## Supplied data
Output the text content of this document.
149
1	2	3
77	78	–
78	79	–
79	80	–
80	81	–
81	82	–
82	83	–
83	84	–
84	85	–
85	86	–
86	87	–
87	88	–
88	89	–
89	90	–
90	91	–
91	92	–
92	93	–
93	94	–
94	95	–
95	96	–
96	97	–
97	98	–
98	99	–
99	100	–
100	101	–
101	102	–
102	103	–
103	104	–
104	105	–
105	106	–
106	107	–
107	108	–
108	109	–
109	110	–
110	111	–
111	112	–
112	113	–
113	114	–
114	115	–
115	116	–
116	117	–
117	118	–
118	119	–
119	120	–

## What is needed
Extract the full set of entries word for word.

## Answer to this task
Output the text content of this document.
149
1	2	3
77	78	–
78	79	–
79	80	–
80	81	–
81	82	–
82	83	–
83	84	–
84	85	–
85	86	–
86	87	–
87	88	–
88	89	–
89	90	–
90	91	–
91	92	–
92	93	–
93	94	–
94	95	–
95	96	–
96	97	–
97	98	–
98	99	–
99	100	–
100	101	–
101	102	–
102	103	–
103	104	–
104	105	–
105	106	–
106	107	–
107	108	–
108	109	–
109	110	–
110	111	–
111	112	–
112	113	–
113	114	–
114	115	–
115	116	–
116	117	–
117	118	–
118	119	–
119	120	–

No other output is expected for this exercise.